DATA ENTRIES -
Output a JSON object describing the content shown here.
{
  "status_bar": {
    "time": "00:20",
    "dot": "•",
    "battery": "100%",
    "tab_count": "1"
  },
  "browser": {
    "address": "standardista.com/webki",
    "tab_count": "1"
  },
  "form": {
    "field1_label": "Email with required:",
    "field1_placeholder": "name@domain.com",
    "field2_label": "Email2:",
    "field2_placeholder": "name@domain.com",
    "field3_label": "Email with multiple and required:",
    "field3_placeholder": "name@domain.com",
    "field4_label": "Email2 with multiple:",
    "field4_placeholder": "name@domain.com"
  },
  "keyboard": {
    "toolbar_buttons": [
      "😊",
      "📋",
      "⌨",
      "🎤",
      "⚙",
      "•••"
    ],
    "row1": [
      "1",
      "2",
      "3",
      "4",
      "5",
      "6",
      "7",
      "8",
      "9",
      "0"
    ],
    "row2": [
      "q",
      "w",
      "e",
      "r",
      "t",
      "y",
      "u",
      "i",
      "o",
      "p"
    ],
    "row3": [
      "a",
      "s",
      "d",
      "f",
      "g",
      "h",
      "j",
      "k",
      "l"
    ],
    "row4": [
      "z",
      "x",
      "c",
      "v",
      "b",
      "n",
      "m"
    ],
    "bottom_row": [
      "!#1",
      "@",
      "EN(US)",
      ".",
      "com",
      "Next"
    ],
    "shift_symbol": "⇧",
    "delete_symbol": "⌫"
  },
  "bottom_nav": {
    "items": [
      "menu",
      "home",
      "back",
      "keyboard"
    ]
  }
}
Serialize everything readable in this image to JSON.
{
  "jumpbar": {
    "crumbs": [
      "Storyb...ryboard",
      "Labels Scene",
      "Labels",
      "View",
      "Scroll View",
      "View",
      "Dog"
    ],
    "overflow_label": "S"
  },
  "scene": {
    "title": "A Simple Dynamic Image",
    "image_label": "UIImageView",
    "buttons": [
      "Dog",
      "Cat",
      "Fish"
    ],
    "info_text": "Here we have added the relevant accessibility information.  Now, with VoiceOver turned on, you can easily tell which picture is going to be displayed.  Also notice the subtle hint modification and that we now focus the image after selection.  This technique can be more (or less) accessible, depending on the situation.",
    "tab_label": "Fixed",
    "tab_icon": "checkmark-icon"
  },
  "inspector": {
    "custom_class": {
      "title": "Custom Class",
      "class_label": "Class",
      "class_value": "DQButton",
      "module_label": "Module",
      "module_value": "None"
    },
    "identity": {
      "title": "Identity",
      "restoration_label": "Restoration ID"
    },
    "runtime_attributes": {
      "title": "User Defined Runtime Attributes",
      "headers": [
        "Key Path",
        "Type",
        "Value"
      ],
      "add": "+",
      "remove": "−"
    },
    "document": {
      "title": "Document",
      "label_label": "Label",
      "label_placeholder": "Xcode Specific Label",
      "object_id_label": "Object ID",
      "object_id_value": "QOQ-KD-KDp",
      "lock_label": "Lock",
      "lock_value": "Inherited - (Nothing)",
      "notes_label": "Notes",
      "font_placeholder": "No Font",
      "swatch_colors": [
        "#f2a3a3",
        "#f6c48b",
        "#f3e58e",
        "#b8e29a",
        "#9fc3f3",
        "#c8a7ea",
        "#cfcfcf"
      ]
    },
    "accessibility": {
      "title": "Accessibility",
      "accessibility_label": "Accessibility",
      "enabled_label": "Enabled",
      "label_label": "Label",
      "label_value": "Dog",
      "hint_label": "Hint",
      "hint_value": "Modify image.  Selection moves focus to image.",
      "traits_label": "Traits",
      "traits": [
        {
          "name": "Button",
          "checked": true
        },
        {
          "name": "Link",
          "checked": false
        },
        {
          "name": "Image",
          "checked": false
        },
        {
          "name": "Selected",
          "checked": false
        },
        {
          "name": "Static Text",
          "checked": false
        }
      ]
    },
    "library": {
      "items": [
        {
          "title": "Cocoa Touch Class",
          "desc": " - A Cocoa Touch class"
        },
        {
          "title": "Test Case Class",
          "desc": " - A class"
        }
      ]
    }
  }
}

WHAT NEEDS TO BE DONE - Among the records above, how many lines carry the string "Touch"? Reply with the number alone.

SOLVED PROBLEM - 2